_Документ_:
□ □ □ □ □ □ □
Отсюда возникли две модели связи между событиями. Они представлены, разработаны и постоянно дискутируются: это модель Гемпеля, или дедуктивная модель, или co-vering-law model, модель, связанная с законом, охватывающим специфическую связь, и модель Дрея. Модель Гемпеля выглядит так: научное объяснение имеет место только в том случае, если связь между особенными событиями выводится из общего высказывания. Это можно также выразить следующим образом: историческое объяснение научно только в том случае, если оно опирается на дедуктивный постулат. Модель Дрея называют еще рациональной: событие можно объяснить и понять, если удастся выяснить цель его участника, а также объяснить избранное средство исходя из преследуемой цели. Само собой разумеется, что модель рационального объяснения может быть применена только к человеческим действиям и что, следовательно, модель Дрея учитывает специфику человеческой истории по сравнению с историей природы. Модель Дрея, действительно, неприемлема, когда речь идет о связи событий в природе, ибо нельзя предположить, что замерзающая вода намерена замерзнуть, а дождь намерен падать с неба. Зато легко предположить, что Гитлер, нападая на Россию, или Бисмарк, подделывая телеграмму из Эмса, или американцы, девальвируя несколько дней назад доллар, преследовали определенные цели.

Такова проблема исторического объяснения. Прежде чем более подробно анализировать обе эти модели, я хотел бы поставить вопрос, насколько правомерна такая постановка проблемы исторического объяснения. По этому поводу я сделаю несколько замечаний:

1) Постановка проблемы исследования взаимосвязи событий правомерна лишь в той мере, в какой не забывают о том, что события, подлежащие объяснению, – это не те события, которые произошли, которые были пережиты, а события, сконструированные историком. В историческом рассказе никогда нет ни чистых событий, ни чистой феноменальной реальности, а есть замена конкретного определенным числом высказываний, которые представляют собой описание или установление того, что произошло. Другими словами, то, что пытаются объяснить, – не просто событие, не просто явление, а событие, сконструированное историком, и я сразу добавлю, что, по мнению аналитиков, эта конструкция, или описание события, уже была сделана до постановки проблемы о связи между этим сконструированным событием и его антецедентами.
□ □ □ □ □ □ □
_Задания_:
1. Перепечатайте без изменений часть текста об историческом объяснении, которая начинается со слов, содержащих «1) Постановка проблемы», и заканчивается словами «и его антецедентами.».
2. Определите, соответствуют ли тексту об историческом объяснении утверждения (a), (b) и (c). Ответьте «да» или «нет» и точно процитируйте слова текста, на которых основан ответ.
(a) Модель Гемпеля называют также рациональной.
(b) Модель Дрея неприменима к связи событий в природе.
(c) В историческом рассказе встречаются чистые события.
3. Приведите продолжение текста об историческом объяснении, начиная сразу после его последнего предложения.

_Показанные сведения_:
□ □ □ □ □ □ □
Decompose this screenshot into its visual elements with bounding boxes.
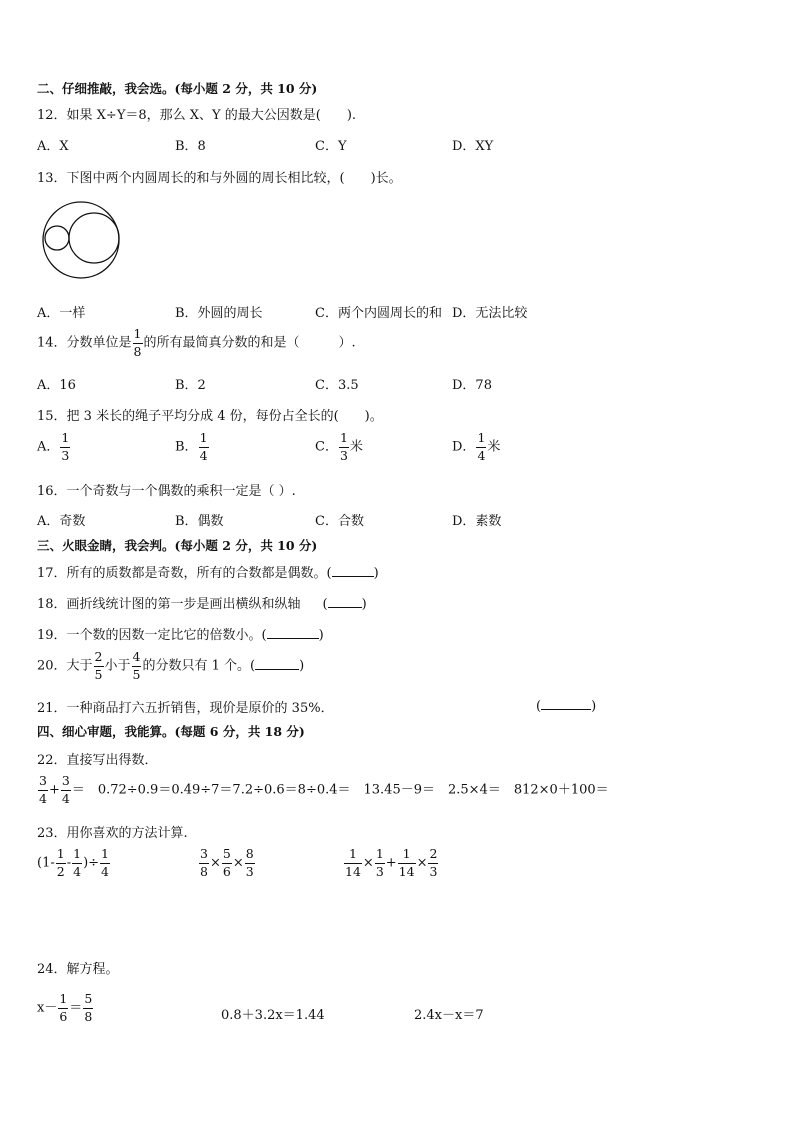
q13-option-d[interactable]: D．无法比较 bbox=[452, 306, 528, 321]
section-2-title: 二、仔细推敲，我会选。(每小题 2 分，共 10 分) bbox=[37, 81, 318, 96]
q16-option-a[interactable]: A．奇数 bbox=[37, 514, 86, 529]
question-18: 18．画折线统计图的第一步是画出横纵和纵轴 ( ) bbox=[37, 597, 367, 612]
q13-option-b[interactable]: B．外圆的周长 bbox=[175, 306, 263, 321]
q15-option-a[interactable]: A． $\frac{1}{3}$ bbox=[37, 430, 70, 463]
q12-option-c[interactable]: C．Y bbox=[315, 139, 347, 154]
q13-option-c[interactable]: C．两个内圆周长的和 bbox=[315, 306, 442, 321]
question-20: 20．大于 $\frac{2}{5}$ 小于 $\frac{4}{5}$ 的分数只有 1 个。( ) bbox=[37, 649, 305, 682]
question-23: 23．用你喜欢的方法计算. bbox=[37, 826, 188, 841]
question-19: 19．一个数的因数一定比它的倍数小。( ) bbox=[37, 628, 324, 643]
question-16: 16．一个奇数与一个偶数的乘积一定是（ ）. bbox=[37, 484, 296, 499]
q15-option-d[interactable]: D． $\frac{1}{4}$ 米 bbox=[452, 430, 501, 463]
q16-option-b[interactable]: B．偶数 bbox=[175, 514, 224, 529]
question-12: 12．如果 X÷Y＝8，那么 X、Y 的最大公因数是( ). bbox=[37, 108, 357, 123]
question-17: 17．所有的质数都是奇数，所有的合数都是偶数。( ) bbox=[37, 566, 379, 581]
answer-blank[interactable] bbox=[332, 564, 374, 577]
q16-option-c[interactable]: C．合数 bbox=[315, 514, 364, 529]
small-inner-circle bbox=[45, 226, 69, 250]
question-15: 15．把 3 米长的绳子平均分成 4 份，每份占全长的( )。 bbox=[37, 409, 383, 424]
question-24: 24．解方程。 bbox=[37, 962, 119, 977]
q24-equation-3: 2.4x－x＝7 bbox=[414, 1008, 484, 1023]
circles-figure bbox=[40, 200, 124, 282]
outer-circle bbox=[43, 202, 119, 278]
fraction-one-eighth: $\frac{1}{8}$ bbox=[133, 326, 142, 359]
q13-option-a[interactable]: A．一样 bbox=[37, 306, 86, 321]
q15-option-b[interactable]: B． $\frac{1}{4}$ bbox=[175, 430, 208, 463]
q23-expression-3: $\frac{1}{14}$ × $\frac{1}{3}$ + $\frac{1}{14}$ × $\frac{2}{3}$ bbox=[345, 846, 438, 879]
q23-expression-1: (1- $\frac{1}{2}$ - $\frac{1}{4}$ )÷ $\frac{1}{4}$ bbox=[37, 846, 109, 879]
q12-option-b[interactable]: B．8 bbox=[175, 139, 206, 154]
section-4-title: 四、细心审题，我能算。(每题 6 分，共 18 分) bbox=[37, 724, 305, 739]
q14-option-a[interactable]: A．16 bbox=[37, 378, 76, 393]
q12-option-a[interactable]: A．X bbox=[37, 139, 69, 154]
answer-blank[interactable] bbox=[267, 626, 319, 639]
q24-equation-1: x－ $\frac{1}{6}$ ＝ $\frac{5}{8}$ bbox=[37, 991, 93, 1024]
q23-expression-2: $\frac{3}{8}$ × $\frac{5}{6}$ × $\frac{8}{3}$ bbox=[200, 846, 254, 879]
answer-blank[interactable] bbox=[255, 657, 299, 670]
q14-option-d[interactable]: D．78 bbox=[452, 378, 492, 393]
section-3-title: 三、火眼金睛，我会判。(每小题 2 分，共 10 分) bbox=[37, 538, 318, 553]
q15-option-c[interactable]: C． $\frac{1}{3}$ 米 bbox=[315, 430, 363, 463]
q24-equation-2: 0.8＋3.2x＝1.44 bbox=[221, 1008, 325, 1023]
q12-option-d[interactable]: D．XY bbox=[452, 139, 494, 154]
answer-blank[interactable] bbox=[328, 595, 362, 608]
q14-option-b[interactable]: B．2 bbox=[175, 378, 206, 393]
large-inner-circle bbox=[69, 213, 119, 263]
q16-option-d[interactable]: D．素数 bbox=[452, 514, 502, 529]
q22-expressions: $\frac{3}{4}$ + $\frac{3}{4}$ ＝ 0.72÷0.9＝0.49÷7＝7.2÷0.6＝8÷0.4＝ 13.45－9＝ 2.5×4＝ 812×0＋100＝ bbox=[39, 773, 609, 806]
question-14: 14．分数单位是 $\frac{1}{8}$ 的所有最简真分数的和是（ ）. bbox=[37, 326, 356, 359]
q14-option-c[interactable]: C．3.5 bbox=[315, 378, 359, 393]
q21-answer: ( ) bbox=[536, 699, 597, 714]
question-21: 21．一种商品打六五折销售，现价是原价的 35%． bbox=[37, 701, 334, 716]
answer-blank[interactable] bbox=[541, 697, 591, 710]
question-13: 13．下图中两个内圆周长的和与外圆的周长相比较，( )长。 bbox=[37, 171, 402, 186]
question-22: 22．直接写出得数． bbox=[37, 753, 158, 768]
□ □ □ □ □ □ □
_Ответы по порядку_:
1.
1) Постановка проблемы исследования взаимосвязи событий правомерна лишь в той мере, в какой не забывают о том, что события, подлежащие объяснению, – это не те события, которые произошли, которые были пережиты, а события, сконструированные историком. В историческом рассказе никогда нет ни чистых событий, ни чистой феноменальной реальности, а есть замена конкретного определенным числом высказываний, которые представляют собой описание или установление того, что произошло. Другими словами, то, что пытаются объяснить, – не просто событие, не просто явление, а событие, сконструированное историком, и я сразу добавлю, что, по мнению аналитиков, эта конструкция, или описание события, уже была сделана до постановки проблемы о связи между этим сконструированным событием и его антецедентами.

2.
(a) Нет: «Модель Дрея называют еще рациональной».
(b) Да: «Модель Дрея, действительно, неприемлема, когда речь идет о связи событий в природе».
(c) Нет: «В историческом рассказе никогда нет ни чистых событий, ни чистой феноменальной реальности».

3.
Можно также сказать, что аналитики имплицитно вновь находят идеи, которые длительное время развивали другие исследователи исторического познания. В частности, легко вспомнить излюбленный пример немецких представителей критической философии истории, связанный с битвой. Ясно, что битва, подлежащая объяснению, или ее ход, или счастливый исход для той или иной стороны, который хотят объяснить, будет фигурировать в историческом рассказе в виде ряда предложений. Такая мыслимая или рассказанная битва существенно отличается от той битвы, которую пережили солдаты или генералы. Мыслимая или рассказанная историком история не есть отражение или копия пережитой битвы, это реконструкция или реконституция. Было бы чистой иллюзией считать, что рассказ, реконструкция или реконституция представляют собой просто отражение того, что произошло.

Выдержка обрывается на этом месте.